== Written exercise ==
Rewrite everything from the start of the data down to the line containing "reply-context: Đang trả", putting "item" in place of every "element" and changing nothing else.

== Exercise materials ==
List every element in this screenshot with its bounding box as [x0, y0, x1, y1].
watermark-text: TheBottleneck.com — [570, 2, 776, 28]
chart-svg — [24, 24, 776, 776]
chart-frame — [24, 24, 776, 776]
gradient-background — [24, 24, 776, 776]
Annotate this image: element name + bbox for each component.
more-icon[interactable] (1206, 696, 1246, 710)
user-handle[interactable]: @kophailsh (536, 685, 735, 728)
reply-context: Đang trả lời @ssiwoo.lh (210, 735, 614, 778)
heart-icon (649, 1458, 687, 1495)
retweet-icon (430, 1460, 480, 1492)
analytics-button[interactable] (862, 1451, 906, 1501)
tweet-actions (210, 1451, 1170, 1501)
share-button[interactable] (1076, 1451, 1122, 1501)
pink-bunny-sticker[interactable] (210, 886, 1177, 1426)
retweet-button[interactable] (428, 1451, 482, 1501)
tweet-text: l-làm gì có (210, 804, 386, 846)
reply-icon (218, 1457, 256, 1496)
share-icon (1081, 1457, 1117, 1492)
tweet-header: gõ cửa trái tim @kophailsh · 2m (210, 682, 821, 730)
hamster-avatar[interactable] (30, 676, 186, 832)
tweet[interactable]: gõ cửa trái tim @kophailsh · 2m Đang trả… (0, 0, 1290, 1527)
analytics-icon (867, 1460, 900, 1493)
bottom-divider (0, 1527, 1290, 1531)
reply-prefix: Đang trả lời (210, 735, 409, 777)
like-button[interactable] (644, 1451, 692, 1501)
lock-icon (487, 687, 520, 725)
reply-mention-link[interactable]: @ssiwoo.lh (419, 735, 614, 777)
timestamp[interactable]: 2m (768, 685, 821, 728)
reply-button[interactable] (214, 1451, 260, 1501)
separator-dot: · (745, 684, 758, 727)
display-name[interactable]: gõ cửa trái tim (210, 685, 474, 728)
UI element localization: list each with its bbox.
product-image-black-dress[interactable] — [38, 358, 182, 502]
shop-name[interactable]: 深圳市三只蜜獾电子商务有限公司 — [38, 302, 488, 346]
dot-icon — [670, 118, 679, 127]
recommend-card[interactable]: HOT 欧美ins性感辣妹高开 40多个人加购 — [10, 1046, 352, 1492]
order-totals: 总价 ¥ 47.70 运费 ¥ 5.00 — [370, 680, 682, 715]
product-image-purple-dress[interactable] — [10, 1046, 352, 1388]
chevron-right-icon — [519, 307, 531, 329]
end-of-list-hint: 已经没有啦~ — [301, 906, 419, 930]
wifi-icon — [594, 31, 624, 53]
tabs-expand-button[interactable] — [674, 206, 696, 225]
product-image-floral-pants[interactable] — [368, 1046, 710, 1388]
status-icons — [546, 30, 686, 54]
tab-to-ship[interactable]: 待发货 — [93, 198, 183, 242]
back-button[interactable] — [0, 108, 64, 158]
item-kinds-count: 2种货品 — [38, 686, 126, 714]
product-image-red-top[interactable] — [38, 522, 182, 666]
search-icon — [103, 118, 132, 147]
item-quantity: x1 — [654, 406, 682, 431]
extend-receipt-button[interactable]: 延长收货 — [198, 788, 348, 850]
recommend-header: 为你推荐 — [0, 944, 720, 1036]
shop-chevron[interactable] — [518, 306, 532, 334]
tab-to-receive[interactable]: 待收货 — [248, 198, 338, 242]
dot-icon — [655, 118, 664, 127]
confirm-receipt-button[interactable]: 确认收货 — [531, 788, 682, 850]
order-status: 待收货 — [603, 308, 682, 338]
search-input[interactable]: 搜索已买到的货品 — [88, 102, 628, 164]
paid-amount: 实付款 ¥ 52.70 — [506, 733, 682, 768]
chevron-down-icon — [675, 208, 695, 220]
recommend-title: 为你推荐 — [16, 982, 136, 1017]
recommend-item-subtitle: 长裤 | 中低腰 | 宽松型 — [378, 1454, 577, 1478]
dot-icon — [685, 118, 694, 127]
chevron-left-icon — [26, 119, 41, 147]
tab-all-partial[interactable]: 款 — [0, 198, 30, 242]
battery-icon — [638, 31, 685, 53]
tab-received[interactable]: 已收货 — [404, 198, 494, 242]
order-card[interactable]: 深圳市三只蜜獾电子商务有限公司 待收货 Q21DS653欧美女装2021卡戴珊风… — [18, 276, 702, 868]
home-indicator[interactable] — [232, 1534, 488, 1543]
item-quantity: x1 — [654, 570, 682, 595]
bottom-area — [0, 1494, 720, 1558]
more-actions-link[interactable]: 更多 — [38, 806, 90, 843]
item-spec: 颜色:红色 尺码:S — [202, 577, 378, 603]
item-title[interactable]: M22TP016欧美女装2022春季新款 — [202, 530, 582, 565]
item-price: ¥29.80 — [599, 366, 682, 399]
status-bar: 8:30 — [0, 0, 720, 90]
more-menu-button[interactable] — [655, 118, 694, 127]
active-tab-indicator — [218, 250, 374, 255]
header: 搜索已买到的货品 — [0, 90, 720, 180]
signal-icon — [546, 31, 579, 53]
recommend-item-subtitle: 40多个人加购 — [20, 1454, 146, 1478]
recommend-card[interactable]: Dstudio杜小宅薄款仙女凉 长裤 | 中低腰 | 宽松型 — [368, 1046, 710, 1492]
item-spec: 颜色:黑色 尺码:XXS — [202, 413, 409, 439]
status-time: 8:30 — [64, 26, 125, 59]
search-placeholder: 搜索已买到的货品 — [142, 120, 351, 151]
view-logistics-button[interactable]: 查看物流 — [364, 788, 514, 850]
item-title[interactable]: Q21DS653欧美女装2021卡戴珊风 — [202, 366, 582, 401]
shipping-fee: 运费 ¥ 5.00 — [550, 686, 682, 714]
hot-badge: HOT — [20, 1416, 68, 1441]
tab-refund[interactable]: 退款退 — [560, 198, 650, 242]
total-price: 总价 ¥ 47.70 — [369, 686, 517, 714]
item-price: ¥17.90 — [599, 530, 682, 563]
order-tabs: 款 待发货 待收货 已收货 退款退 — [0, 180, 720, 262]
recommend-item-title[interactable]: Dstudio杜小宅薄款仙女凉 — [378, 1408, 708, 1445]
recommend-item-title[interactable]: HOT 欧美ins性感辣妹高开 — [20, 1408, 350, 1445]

== Result of the exercise ==
List every item in this screenshot with its bounding box as [x0, y0, x1, y1].
watermark-text: TheBottleneck.com — [570, 2, 776, 28]
chart-svg — [24, 24, 776, 776]
chart-frame — [24, 24, 776, 776]
gradient-background — [24, 24, 776, 776]
Annotate this image: item name + bbox for each component.
more-icon[interactable] (1206, 696, 1246, 710)
user-handle[interactable]: @kophailsh (536, 685, 735, 728)
reply-context: Đang trả lời @ssiwoo.lh (210, 735, 614, 778)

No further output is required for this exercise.